Begin

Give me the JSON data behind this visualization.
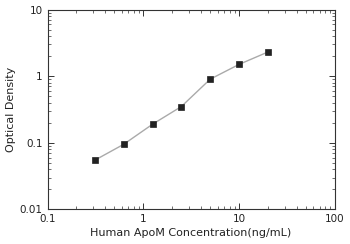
{
  "x": [
    0.313,
    0.625,
    1.25,
    2.5,
    5.0,
    10.0,
    20.0
  ],
  "y": [
    0.055,
    0.095,
    0.19,
    0.35,
    0.9,
    1.5,
    2.3
  ],
  "xlim": [
    0.1,
    100
  ],
  "ylim": [
    0.01,
    10
  ],
  "xlabel": "Human ApoM Concentration(ng/mL)",
  "ylabel": "Optical Density",
  "line_color": "#aaaaaa",
  "marker_color": "#222222",
  "marker": "s",
  "marker_size": 4,
  "line_width": 1.0,
  "xlabel_fontsize": 8,
  "ylabel_fontsize": 8,
  "tick_fontsize": 7.5,
  "spine_color": "#333333",
  "background_color": "#ffffff",
  "xtick_labels": [
    "0.1",
    "1",
    "10",
    "100"
  ],
  "xtick_vals": [
    0.1,
    1,
    10,
    100
  ],
  "ytick_labels": [
    "0.01",
    "0.1",
    "1",
    "10"
  ],
  "ytick_vals": [
    0.01,
    0.1,
    1,
    10
  ]
}
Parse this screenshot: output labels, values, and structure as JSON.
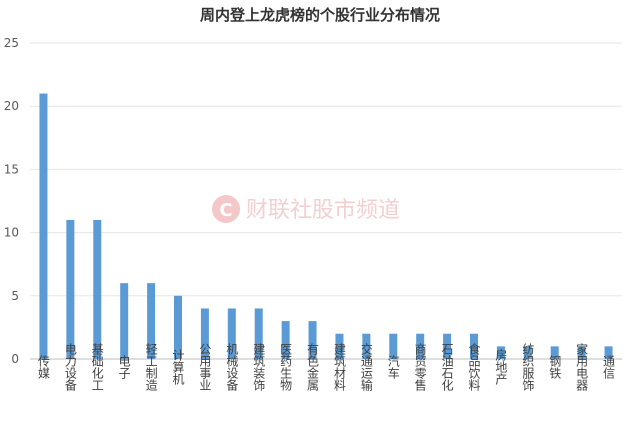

End

Given exercise >>
Retype each line of the listing above word for word. Exclude the pictures.

Solution to the problem >>
Give me the JSON data behind this visualization.
{
  "x": [
    0.313,
    0.625,
    1.25,
    2.5,
    5.0,
    10.0,
    20.0
  ],
  "y": [
    0.055,
    0.095,
    0.19,
    0.35,
    0.9,
    1.5,
    2.3
  ],
  "xlim": [
    0.1,
    100
  ],
  "ylim": [
    0.01,
    10
  ],
  "xlabel": "Human ApoM Concentration(ng/mL)",
  "ylabel": "Optical Density",
  "line_color": "#aaaaaa",
  "marker_color": "#222222",
  "marker": "s",
  "marker_size": 4,
  "line_width": 1.0,
  "xlabel_fontsize": 8,
  "ylabel_fontsize": 8,
  "tick_fontsize": 7.5,
  "spine_color": "#333333",
  "background_color": "#ffffff",
  "xtick_labels": [
    "0.1",
    "1",
    "10",
    "100"
  ],
  "xtick_vals": [
    0.1,
    1,
    10,
    100
  ],
  "ytick_labels": [
    "0.01",
    "0.1",
    "1",
    "10"
  ],
  "ytick_vals": [
    0.01,
    0.1,
    1,
    10
  ]
}
Parse this screenshot: output labels, values, and structure as JSON.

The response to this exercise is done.